Copy every line of the following data that includes the string "screenshot".
━━ Input for this task ━━
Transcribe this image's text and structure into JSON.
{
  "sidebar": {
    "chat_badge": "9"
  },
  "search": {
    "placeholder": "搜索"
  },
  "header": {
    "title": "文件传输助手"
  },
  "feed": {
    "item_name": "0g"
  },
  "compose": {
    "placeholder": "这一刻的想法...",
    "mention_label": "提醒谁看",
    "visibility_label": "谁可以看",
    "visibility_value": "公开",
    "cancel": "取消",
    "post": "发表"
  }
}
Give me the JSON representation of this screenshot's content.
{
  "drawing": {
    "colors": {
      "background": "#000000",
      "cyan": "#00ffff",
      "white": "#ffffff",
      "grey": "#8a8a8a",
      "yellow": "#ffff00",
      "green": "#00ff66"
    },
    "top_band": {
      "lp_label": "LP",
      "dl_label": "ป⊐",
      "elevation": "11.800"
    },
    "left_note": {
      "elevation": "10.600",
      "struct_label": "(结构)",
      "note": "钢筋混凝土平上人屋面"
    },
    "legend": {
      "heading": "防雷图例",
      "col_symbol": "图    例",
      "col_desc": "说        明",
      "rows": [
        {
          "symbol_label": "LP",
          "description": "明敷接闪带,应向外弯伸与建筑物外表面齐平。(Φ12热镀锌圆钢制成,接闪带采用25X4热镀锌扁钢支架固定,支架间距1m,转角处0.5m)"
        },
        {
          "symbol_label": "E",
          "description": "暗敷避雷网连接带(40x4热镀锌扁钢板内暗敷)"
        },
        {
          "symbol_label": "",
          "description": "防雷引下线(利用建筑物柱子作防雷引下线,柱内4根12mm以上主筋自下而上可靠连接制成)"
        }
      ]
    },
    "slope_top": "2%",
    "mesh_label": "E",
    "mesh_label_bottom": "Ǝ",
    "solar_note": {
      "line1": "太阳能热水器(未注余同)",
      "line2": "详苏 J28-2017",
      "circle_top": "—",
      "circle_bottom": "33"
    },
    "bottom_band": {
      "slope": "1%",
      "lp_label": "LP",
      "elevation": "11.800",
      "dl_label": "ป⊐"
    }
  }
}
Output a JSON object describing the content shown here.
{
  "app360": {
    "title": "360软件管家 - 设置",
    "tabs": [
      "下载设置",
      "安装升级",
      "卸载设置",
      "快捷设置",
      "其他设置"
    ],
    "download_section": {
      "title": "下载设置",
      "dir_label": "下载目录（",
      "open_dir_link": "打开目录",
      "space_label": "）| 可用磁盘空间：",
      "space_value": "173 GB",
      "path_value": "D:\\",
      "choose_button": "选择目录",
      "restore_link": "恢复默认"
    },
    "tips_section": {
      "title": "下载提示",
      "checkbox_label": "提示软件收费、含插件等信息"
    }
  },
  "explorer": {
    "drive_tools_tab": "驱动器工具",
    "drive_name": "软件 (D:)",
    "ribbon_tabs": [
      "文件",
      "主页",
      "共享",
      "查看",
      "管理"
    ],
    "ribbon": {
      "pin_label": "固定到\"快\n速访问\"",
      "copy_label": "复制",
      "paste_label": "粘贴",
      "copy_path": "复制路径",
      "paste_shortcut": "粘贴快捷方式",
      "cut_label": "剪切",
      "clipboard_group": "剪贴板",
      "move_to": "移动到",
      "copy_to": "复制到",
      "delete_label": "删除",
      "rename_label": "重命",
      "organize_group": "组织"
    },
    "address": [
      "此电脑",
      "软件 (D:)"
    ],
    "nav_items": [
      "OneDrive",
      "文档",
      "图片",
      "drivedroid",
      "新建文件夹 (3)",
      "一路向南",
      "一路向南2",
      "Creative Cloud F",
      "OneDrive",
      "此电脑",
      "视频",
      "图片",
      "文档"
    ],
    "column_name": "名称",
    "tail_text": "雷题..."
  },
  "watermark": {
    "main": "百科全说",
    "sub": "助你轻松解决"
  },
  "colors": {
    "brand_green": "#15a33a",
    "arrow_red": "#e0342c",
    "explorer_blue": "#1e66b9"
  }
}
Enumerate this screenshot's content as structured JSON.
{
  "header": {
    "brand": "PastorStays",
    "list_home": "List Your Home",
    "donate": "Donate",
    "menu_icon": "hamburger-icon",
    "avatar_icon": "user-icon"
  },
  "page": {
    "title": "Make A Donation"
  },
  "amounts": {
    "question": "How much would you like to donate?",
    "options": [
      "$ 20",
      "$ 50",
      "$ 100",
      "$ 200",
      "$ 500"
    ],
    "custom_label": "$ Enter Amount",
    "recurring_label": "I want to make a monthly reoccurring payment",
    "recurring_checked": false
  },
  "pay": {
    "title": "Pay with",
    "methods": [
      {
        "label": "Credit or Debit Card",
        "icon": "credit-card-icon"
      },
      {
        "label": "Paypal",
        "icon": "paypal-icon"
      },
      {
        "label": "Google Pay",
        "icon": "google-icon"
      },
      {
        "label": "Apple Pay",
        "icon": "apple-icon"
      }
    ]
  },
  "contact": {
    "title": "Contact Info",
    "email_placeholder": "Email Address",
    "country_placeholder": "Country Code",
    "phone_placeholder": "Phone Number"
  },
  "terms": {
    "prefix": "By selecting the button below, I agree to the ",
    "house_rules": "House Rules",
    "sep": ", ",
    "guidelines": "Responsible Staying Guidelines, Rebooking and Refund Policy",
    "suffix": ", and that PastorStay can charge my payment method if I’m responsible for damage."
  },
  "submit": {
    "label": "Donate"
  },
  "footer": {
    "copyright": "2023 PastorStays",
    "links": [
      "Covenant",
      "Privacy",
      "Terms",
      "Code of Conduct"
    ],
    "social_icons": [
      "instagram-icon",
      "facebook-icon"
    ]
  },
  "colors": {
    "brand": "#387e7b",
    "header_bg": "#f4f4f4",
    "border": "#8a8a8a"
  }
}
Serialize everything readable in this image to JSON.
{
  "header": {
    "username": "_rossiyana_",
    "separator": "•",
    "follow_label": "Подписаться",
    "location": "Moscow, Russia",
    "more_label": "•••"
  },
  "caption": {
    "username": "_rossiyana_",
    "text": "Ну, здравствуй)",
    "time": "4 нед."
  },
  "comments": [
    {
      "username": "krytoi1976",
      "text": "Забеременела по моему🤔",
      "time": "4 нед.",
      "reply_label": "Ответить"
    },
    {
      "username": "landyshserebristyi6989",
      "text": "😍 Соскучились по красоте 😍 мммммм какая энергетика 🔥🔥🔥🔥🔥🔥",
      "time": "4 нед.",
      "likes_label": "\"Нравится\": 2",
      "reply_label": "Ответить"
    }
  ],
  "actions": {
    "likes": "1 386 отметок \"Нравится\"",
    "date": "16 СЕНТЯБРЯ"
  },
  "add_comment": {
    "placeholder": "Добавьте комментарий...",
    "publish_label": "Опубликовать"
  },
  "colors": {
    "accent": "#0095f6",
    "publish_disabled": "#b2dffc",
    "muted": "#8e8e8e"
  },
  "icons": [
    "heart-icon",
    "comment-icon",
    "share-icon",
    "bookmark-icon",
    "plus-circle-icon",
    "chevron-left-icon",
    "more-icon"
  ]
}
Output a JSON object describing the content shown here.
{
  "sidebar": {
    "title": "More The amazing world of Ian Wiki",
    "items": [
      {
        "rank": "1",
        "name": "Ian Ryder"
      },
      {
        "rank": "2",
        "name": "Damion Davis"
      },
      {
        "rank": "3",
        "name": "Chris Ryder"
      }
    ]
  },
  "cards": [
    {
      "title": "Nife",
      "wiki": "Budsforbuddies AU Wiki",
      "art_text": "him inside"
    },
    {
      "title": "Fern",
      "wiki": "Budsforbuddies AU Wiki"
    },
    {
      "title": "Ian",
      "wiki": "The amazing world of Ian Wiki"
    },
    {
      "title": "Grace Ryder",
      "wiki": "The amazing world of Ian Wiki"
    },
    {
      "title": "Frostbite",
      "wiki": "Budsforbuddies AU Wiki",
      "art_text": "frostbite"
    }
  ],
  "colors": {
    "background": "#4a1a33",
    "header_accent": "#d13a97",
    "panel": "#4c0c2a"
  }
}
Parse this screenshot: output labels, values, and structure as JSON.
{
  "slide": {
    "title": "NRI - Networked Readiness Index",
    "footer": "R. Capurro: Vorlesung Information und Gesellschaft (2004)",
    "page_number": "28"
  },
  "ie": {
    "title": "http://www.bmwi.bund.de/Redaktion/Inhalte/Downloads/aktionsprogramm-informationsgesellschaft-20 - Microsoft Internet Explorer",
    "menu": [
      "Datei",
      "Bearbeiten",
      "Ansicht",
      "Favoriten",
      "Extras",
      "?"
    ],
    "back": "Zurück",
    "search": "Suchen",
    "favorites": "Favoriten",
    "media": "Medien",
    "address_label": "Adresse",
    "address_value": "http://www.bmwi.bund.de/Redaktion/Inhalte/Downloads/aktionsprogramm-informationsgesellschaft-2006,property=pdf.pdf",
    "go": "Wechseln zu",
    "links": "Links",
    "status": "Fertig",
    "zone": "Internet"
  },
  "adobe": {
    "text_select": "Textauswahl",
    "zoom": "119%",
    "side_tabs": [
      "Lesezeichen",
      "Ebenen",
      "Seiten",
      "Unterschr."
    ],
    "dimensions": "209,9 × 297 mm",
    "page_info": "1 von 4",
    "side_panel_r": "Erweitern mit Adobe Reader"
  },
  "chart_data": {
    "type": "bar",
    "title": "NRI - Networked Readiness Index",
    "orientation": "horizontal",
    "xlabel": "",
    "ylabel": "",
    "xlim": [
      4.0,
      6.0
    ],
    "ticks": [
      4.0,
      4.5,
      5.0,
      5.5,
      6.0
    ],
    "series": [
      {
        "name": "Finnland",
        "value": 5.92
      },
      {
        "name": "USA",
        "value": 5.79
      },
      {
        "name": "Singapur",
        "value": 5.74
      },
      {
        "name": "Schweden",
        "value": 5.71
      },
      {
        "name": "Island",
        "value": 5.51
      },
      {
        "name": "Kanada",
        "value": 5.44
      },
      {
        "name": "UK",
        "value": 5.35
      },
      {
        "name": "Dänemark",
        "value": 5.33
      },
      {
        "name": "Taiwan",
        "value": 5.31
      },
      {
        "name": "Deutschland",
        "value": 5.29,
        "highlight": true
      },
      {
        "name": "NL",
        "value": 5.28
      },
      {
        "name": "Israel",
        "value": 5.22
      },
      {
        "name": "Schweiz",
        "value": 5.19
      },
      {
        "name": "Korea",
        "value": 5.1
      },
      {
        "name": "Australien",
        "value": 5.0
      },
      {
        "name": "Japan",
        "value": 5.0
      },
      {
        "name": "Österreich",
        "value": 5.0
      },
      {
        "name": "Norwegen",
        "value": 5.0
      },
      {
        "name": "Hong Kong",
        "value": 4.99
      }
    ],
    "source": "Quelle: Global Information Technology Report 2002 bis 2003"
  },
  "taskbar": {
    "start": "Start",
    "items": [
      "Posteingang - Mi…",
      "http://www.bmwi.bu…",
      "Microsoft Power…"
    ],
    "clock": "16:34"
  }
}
━━━
The answer:
Give me the JSON representation of this screenshot's content.
Enumerate this screenshot's content as structured JSON.
Parse this screenshot: output labels, values, and structure as JSON.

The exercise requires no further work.